> _Written instruction_: Go through the entries below and collect each line with the string "take" in it.

—————

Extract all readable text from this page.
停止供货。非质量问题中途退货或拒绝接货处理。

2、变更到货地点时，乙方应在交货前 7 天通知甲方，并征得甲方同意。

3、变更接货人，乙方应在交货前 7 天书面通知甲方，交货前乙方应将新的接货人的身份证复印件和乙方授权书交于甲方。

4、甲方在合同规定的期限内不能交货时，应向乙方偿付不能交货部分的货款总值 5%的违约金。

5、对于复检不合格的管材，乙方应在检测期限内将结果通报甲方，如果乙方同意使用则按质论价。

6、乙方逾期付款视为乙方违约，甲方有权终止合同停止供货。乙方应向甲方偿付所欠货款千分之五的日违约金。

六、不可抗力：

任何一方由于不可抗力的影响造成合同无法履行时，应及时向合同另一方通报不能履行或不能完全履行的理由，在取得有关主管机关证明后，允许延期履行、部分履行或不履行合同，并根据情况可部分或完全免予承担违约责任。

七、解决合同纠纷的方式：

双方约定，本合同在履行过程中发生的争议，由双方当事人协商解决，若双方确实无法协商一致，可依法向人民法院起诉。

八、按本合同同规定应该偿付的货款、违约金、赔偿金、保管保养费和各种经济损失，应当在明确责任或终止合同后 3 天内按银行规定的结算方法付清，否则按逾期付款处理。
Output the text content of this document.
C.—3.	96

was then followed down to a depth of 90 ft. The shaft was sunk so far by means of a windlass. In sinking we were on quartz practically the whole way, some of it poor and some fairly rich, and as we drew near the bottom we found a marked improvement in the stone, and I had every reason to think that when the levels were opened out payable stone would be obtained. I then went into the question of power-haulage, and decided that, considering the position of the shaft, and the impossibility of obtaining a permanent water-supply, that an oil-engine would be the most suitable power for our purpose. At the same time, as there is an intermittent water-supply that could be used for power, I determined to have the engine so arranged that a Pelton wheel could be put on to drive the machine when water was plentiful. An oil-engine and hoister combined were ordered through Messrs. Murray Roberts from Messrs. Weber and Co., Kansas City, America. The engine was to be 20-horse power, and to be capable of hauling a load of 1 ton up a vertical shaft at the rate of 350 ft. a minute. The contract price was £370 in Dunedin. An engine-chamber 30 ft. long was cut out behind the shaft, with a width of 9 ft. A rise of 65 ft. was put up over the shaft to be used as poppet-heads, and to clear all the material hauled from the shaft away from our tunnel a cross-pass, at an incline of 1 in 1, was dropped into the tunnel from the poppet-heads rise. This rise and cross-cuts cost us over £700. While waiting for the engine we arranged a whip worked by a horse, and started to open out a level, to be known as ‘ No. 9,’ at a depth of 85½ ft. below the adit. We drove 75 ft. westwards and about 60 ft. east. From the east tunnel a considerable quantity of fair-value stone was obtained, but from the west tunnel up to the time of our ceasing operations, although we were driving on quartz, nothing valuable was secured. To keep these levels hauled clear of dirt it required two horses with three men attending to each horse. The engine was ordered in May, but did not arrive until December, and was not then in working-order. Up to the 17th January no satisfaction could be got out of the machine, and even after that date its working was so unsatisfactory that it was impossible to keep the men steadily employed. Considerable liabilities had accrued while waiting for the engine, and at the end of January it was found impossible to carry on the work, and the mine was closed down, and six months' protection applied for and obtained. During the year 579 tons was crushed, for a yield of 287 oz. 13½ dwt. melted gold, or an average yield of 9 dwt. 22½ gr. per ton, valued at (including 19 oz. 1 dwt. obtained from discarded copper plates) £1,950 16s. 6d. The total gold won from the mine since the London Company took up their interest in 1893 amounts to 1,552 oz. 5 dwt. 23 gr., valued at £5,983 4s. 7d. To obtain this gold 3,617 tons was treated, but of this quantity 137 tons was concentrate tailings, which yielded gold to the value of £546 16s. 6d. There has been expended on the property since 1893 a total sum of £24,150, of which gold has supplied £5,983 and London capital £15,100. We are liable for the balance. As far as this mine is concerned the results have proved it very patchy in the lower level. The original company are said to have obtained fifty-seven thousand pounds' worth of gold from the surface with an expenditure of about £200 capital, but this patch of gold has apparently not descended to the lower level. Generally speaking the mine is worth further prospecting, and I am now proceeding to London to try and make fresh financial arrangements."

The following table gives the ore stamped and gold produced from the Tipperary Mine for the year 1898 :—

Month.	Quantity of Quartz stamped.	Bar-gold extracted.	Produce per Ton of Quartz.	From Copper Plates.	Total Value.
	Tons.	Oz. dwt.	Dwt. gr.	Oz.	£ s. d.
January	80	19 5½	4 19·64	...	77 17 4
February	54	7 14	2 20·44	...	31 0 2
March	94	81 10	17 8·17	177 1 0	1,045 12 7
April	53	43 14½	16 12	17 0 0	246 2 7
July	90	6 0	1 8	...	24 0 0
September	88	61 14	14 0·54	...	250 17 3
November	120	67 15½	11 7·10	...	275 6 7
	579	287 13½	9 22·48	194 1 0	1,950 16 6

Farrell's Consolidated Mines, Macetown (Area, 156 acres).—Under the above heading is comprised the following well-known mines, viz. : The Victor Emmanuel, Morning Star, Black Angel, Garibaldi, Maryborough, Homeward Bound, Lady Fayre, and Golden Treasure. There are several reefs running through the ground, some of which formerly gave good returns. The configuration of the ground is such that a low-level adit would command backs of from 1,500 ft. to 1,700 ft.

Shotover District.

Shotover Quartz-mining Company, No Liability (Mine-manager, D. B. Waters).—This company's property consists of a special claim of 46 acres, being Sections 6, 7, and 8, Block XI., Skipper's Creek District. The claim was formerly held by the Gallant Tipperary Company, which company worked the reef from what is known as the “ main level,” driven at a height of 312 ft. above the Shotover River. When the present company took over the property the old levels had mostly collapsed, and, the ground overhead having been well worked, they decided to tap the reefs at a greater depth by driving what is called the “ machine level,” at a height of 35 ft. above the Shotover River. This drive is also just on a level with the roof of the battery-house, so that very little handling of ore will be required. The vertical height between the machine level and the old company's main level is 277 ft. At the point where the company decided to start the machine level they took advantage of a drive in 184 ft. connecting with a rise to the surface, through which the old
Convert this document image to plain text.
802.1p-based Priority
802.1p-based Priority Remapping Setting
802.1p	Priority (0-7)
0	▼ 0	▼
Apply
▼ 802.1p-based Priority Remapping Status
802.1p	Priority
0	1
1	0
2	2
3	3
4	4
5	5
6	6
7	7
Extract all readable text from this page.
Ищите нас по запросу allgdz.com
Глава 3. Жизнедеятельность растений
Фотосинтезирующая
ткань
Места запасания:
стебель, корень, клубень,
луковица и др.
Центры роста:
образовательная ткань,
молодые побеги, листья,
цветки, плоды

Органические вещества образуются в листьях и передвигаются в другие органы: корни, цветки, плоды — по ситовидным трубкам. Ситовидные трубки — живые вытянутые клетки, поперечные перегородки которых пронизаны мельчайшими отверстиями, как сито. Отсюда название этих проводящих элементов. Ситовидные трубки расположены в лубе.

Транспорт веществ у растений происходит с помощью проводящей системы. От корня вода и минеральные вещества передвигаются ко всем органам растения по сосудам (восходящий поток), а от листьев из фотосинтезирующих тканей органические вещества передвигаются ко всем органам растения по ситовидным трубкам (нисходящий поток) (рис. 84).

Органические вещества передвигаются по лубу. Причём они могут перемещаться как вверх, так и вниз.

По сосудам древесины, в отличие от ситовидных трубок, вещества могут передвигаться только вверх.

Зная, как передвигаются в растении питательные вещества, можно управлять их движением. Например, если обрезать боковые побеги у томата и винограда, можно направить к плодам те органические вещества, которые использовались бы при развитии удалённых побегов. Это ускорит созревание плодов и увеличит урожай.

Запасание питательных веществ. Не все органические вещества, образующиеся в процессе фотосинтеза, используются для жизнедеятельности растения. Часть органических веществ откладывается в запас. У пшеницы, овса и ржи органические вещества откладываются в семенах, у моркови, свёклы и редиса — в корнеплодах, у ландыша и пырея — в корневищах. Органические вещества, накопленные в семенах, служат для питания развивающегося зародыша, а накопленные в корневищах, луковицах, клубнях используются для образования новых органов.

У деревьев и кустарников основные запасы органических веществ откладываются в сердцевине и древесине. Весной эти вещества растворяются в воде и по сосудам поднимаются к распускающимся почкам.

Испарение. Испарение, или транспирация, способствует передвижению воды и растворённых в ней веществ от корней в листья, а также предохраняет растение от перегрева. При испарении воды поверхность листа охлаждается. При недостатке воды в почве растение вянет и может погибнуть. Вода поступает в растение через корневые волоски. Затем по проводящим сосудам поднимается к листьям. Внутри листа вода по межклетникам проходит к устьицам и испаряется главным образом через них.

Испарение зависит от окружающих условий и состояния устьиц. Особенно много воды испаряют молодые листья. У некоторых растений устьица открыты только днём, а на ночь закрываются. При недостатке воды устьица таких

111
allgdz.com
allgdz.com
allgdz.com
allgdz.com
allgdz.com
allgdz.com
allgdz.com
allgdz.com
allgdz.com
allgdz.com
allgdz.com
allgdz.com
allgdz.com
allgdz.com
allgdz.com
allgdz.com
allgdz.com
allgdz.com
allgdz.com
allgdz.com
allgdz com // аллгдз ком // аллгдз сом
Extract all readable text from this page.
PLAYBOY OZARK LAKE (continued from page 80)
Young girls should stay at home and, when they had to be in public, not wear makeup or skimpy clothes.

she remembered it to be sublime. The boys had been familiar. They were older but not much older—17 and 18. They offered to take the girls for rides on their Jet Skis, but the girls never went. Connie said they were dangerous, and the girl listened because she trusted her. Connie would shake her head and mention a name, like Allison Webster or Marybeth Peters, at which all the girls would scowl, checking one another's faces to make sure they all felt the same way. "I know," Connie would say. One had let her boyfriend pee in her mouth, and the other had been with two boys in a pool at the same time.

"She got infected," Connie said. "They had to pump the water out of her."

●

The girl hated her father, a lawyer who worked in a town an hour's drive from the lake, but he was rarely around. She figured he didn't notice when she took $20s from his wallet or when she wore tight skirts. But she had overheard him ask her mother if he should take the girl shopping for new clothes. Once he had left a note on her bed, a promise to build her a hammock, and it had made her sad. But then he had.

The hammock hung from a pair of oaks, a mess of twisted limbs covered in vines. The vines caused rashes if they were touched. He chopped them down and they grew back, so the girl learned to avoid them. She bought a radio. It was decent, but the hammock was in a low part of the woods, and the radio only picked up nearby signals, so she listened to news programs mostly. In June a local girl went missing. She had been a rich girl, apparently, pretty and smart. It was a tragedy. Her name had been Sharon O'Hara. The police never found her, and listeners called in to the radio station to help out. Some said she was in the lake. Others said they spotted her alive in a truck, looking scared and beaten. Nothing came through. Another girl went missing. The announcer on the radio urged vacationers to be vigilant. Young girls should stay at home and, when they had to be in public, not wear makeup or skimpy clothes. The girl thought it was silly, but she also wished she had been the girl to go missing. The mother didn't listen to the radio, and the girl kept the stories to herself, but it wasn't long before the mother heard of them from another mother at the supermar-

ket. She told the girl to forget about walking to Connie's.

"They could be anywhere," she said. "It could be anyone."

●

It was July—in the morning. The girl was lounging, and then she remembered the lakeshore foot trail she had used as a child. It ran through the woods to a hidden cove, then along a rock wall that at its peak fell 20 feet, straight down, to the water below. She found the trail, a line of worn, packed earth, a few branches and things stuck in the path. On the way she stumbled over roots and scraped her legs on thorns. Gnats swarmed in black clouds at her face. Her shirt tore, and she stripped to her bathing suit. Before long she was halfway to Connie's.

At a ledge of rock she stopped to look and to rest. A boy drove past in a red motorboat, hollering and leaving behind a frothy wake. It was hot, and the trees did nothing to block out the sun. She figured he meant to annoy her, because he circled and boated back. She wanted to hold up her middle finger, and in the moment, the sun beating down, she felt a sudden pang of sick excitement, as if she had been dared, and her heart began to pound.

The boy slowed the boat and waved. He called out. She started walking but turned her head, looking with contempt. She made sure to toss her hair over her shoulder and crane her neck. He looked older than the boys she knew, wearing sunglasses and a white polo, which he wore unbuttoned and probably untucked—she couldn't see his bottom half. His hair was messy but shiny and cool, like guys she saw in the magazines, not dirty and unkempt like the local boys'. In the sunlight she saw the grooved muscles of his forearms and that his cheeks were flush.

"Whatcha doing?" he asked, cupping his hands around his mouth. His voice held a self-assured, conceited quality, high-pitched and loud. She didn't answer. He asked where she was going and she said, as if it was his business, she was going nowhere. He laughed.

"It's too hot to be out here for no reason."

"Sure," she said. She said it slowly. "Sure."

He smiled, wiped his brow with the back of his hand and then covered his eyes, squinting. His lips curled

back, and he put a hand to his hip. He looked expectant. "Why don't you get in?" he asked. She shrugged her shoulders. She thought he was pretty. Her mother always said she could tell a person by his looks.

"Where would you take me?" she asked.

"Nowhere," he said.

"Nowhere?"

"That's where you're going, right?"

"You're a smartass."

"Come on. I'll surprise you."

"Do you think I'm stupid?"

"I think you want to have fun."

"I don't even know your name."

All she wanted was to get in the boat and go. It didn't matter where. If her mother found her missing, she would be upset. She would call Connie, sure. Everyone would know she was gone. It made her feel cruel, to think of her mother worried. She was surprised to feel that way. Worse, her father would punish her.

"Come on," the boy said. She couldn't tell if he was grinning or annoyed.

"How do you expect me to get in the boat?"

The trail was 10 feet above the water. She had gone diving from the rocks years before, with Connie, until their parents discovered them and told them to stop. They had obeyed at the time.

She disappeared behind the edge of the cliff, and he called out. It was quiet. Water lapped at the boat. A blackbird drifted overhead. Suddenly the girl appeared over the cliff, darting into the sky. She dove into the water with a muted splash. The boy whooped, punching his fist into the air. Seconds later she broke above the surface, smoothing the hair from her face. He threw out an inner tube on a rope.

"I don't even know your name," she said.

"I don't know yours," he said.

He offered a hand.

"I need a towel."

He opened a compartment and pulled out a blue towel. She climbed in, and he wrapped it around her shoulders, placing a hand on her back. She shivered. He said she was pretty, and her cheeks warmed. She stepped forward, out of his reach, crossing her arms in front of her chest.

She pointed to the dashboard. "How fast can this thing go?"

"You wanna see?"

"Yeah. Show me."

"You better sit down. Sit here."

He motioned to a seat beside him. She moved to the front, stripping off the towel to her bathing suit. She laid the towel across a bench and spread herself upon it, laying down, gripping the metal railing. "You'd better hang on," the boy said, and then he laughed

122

—————

> _Task response_:
she remembered it to be sublime. The boys had been familiar. They were older but not much older—17 and 18. They offered to take the girls for rides on their Jet Skis, but the girls never went. Connie said they were dangerous, and the girl listened because she trusted her. Connie would shake her head and mention a name, like Allison Webster or Marybeth Peters, at which all the girls would scowl, checking one another's faces to make sure they all felt the same way. "I know," Connie would say. One had let her boyfriend pee in her mouth, and the other had been with two boys in a pool at the same time.
The girl hated her father, a lawyer who worked in a town an hour's drive from the lake, but he was rarely around. She figured he didn't notice when she took $20s from his wallet or when she wore tight skirts. But she had overheard him ask her mother if he should take the girl shopping for new clothes. Once he had left a note on her bed, a promise to build her a hammock, and it had made her sad. But then he had.
"Where would you take me?" she asked.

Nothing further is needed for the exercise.